**Exercise**. Go through the data below and gather each line containing "grid".

**Data entries for graphics**.
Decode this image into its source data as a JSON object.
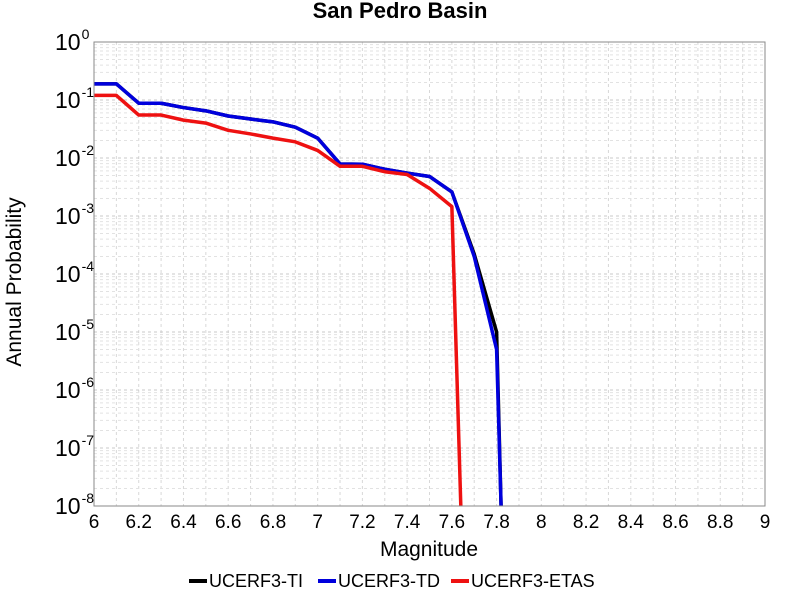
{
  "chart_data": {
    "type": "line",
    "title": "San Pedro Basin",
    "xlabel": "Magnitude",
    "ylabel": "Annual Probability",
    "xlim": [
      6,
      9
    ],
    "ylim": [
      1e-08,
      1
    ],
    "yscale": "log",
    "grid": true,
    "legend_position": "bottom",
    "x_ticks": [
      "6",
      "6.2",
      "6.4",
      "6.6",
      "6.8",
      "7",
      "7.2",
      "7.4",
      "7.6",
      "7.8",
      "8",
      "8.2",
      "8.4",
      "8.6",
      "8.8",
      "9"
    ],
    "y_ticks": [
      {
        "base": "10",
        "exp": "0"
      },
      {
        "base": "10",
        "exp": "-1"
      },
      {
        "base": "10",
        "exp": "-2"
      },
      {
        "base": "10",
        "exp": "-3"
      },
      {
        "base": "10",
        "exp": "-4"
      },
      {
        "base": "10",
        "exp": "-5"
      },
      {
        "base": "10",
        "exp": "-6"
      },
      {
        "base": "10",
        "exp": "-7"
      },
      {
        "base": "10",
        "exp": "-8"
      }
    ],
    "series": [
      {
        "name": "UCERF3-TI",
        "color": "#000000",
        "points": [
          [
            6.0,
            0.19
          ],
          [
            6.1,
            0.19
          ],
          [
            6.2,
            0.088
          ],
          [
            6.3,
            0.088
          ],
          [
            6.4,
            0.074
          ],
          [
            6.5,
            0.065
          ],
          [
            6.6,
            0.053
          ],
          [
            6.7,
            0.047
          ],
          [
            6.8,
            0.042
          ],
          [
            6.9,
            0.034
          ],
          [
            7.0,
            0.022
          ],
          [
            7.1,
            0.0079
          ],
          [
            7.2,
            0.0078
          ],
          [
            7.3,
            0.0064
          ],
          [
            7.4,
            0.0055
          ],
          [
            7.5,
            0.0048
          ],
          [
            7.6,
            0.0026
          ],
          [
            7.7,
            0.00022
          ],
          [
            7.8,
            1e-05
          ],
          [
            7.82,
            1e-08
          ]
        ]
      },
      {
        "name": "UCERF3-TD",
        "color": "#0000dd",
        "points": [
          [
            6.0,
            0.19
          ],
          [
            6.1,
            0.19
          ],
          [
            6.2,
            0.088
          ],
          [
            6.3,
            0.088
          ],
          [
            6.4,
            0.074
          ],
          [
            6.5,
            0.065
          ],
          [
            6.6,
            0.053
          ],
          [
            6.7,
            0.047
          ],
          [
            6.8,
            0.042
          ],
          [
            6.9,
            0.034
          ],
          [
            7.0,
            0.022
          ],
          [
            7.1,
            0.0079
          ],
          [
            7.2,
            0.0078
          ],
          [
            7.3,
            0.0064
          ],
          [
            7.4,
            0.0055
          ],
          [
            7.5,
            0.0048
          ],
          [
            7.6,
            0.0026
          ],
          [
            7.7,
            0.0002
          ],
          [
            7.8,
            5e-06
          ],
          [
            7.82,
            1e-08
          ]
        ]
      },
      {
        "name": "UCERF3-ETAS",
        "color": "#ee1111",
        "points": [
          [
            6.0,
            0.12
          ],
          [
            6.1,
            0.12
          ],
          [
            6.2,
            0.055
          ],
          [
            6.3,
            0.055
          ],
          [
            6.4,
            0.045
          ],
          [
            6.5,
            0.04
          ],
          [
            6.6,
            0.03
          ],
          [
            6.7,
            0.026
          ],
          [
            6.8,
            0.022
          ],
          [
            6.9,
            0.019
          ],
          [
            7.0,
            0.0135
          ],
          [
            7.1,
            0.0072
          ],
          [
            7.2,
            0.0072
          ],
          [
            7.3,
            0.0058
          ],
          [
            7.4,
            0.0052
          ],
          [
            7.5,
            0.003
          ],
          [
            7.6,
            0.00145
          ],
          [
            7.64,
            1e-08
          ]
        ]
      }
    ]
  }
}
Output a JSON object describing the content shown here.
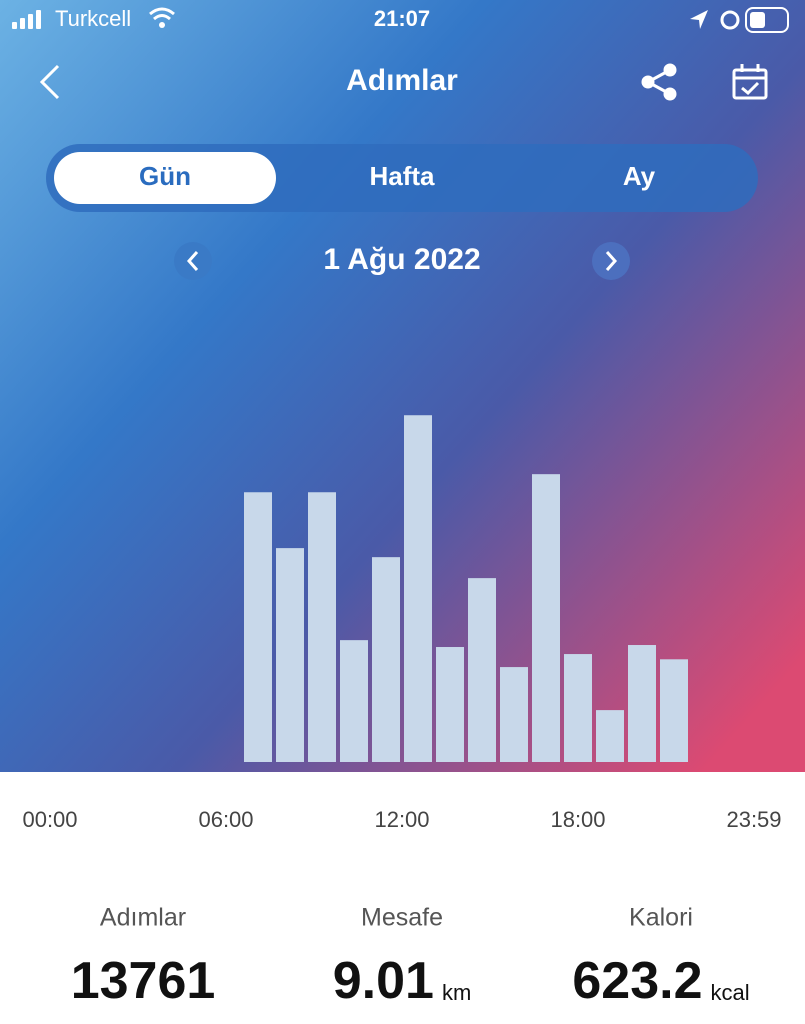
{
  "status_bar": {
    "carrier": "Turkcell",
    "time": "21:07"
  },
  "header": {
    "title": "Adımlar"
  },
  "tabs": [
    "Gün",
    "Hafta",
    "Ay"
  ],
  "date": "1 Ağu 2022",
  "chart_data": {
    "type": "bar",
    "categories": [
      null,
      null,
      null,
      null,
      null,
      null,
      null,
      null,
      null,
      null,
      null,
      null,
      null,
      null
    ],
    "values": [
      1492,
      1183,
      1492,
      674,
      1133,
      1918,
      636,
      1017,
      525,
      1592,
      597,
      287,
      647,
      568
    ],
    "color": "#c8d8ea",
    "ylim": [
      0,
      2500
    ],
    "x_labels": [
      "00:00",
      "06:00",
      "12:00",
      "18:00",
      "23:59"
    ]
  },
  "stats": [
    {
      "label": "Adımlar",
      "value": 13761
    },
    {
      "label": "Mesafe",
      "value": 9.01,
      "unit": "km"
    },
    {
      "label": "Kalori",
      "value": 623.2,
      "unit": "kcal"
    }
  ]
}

* * *

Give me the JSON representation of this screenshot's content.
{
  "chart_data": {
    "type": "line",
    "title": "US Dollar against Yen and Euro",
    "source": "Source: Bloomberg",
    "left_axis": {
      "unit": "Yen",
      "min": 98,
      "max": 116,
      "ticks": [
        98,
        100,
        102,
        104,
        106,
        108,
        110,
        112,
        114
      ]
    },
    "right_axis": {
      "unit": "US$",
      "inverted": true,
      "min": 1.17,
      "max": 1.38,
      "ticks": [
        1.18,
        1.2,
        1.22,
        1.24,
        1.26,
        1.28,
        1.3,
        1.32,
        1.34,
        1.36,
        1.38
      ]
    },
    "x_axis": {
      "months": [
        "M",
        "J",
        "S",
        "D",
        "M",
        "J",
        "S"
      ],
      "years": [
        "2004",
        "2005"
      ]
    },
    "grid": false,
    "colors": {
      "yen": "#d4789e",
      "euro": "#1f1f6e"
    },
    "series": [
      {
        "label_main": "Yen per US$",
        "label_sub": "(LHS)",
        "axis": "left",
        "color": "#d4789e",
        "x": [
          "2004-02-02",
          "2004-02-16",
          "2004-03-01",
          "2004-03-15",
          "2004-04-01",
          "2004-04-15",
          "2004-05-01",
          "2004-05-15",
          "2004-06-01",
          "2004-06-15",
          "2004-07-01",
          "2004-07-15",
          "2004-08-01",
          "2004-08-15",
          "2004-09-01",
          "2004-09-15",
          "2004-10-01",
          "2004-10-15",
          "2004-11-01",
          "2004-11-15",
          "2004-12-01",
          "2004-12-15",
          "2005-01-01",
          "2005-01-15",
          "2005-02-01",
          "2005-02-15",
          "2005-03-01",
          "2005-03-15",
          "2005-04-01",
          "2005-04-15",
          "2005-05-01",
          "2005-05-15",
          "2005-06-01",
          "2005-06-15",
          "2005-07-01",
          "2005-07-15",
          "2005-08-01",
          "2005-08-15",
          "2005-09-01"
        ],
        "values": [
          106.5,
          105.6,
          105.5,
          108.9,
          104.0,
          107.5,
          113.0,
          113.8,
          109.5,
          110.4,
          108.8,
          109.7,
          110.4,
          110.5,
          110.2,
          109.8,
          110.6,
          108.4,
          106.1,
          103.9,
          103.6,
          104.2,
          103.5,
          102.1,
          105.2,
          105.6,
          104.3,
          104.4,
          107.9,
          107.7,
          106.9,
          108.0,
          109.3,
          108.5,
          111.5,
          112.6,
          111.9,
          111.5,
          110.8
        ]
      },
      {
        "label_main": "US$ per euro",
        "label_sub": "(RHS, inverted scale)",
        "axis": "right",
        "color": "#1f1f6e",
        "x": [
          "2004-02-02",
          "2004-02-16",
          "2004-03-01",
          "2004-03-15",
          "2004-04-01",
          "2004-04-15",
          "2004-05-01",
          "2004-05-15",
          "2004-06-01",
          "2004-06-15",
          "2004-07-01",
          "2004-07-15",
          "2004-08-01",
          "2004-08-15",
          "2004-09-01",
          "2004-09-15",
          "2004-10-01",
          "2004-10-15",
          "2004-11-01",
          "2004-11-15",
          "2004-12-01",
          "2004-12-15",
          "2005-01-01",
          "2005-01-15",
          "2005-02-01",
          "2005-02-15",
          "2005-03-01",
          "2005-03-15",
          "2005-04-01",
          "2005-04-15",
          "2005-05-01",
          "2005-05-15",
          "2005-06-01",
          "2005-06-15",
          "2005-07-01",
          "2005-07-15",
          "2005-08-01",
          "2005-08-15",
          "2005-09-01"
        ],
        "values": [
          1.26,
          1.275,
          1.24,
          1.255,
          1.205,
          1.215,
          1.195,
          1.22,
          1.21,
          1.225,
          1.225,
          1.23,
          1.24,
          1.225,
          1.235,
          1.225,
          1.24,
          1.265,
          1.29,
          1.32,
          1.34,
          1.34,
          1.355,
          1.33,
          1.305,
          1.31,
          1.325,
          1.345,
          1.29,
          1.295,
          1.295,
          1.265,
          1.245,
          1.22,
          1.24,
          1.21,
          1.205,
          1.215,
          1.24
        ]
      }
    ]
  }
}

==

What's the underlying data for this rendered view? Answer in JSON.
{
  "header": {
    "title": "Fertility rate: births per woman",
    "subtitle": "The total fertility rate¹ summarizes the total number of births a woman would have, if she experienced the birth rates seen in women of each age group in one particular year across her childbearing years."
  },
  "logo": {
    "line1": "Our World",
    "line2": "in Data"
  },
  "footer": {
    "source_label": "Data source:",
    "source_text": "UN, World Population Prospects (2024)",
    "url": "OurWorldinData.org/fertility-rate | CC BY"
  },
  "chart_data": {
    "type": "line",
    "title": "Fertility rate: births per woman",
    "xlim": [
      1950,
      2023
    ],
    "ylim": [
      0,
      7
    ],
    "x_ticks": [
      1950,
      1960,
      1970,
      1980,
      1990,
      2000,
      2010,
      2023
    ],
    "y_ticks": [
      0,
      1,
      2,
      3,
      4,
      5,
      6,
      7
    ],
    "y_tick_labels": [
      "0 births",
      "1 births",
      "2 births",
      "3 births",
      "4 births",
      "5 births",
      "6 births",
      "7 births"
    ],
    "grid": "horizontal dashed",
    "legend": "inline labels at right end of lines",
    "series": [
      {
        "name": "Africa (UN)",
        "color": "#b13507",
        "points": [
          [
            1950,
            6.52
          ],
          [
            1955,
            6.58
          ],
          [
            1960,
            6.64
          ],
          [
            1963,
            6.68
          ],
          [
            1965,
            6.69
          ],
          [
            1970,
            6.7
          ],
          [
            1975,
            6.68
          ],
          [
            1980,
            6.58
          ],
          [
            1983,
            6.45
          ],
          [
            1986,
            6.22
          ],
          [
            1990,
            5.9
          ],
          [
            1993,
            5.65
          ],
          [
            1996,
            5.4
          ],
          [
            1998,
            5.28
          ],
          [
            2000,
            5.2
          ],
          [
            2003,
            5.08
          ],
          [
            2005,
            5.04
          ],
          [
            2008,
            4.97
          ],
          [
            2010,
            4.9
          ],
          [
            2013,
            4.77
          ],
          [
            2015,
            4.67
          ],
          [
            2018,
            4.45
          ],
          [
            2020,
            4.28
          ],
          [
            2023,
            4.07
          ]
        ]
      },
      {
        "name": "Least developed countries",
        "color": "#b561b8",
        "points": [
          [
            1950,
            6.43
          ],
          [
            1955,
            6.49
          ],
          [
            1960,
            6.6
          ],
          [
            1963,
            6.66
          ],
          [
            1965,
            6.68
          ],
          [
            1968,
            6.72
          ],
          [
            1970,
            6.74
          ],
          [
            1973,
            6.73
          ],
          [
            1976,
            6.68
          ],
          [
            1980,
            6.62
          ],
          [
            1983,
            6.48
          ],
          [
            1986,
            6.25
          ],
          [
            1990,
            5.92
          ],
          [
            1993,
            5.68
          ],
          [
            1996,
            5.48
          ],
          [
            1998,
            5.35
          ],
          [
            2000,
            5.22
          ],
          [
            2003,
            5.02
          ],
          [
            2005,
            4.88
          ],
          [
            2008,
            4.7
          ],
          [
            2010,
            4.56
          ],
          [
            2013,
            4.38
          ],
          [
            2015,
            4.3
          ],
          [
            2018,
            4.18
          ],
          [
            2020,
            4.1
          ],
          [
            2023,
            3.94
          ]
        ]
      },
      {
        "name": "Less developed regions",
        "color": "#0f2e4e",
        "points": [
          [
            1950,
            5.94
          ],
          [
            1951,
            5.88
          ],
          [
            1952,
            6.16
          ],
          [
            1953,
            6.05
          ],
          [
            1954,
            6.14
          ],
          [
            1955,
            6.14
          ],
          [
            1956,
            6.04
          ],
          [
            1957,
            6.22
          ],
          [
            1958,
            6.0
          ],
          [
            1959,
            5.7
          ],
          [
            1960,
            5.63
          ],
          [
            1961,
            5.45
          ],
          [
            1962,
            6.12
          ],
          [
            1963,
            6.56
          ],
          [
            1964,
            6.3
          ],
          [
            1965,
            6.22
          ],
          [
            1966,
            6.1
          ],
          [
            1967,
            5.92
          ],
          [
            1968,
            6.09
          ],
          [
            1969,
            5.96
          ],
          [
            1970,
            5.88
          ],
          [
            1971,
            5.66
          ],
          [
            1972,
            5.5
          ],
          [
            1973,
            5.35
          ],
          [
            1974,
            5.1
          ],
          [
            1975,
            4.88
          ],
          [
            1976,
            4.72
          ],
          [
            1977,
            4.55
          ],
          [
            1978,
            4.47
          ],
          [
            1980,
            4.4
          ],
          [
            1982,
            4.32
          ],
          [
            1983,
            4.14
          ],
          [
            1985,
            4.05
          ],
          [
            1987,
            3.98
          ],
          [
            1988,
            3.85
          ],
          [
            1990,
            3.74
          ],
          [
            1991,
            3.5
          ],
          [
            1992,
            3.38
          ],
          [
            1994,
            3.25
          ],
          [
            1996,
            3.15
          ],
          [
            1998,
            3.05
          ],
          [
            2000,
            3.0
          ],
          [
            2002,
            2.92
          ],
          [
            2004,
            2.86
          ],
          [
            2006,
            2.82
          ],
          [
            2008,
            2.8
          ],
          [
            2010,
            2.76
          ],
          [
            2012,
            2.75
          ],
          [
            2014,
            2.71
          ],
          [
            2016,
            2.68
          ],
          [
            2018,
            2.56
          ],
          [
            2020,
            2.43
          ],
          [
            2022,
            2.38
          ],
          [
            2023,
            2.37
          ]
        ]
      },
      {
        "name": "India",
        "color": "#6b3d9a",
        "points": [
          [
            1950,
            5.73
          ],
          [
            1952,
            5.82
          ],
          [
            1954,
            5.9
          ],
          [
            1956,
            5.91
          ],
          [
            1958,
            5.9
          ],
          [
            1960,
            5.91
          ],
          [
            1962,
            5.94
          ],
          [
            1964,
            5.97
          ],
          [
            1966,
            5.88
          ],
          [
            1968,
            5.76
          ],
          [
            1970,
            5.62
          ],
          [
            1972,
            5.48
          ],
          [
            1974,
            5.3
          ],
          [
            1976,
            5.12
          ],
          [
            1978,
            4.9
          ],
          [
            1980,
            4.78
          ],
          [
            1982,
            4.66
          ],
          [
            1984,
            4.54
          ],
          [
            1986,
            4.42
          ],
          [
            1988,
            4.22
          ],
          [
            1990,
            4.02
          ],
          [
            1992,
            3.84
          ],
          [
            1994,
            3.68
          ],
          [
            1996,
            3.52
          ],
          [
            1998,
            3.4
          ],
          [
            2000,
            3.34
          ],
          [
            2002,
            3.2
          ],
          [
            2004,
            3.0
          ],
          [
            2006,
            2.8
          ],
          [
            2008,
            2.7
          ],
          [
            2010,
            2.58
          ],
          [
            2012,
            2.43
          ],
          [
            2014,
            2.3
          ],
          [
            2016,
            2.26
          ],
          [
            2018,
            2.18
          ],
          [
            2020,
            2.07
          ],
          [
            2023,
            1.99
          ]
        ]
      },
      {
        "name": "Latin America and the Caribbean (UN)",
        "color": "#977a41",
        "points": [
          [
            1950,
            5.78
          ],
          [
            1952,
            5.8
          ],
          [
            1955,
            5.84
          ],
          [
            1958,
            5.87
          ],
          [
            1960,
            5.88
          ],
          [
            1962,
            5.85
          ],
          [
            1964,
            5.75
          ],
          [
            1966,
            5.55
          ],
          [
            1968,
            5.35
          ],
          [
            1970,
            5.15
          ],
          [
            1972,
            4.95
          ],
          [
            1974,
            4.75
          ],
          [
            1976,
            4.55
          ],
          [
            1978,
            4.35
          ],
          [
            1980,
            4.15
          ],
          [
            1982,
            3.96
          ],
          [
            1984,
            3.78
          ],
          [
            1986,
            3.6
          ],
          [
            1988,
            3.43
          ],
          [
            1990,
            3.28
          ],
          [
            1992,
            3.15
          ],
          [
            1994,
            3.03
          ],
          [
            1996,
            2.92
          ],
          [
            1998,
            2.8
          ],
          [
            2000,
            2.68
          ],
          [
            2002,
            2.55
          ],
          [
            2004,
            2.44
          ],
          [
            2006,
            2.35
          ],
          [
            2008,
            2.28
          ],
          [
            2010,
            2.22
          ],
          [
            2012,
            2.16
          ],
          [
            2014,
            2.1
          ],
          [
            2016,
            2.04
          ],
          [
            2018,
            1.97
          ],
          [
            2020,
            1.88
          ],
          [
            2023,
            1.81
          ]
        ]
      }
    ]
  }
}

**Written solution**.
    "grid": true,
    "grid": false,
    "grid": "horizontal dashed",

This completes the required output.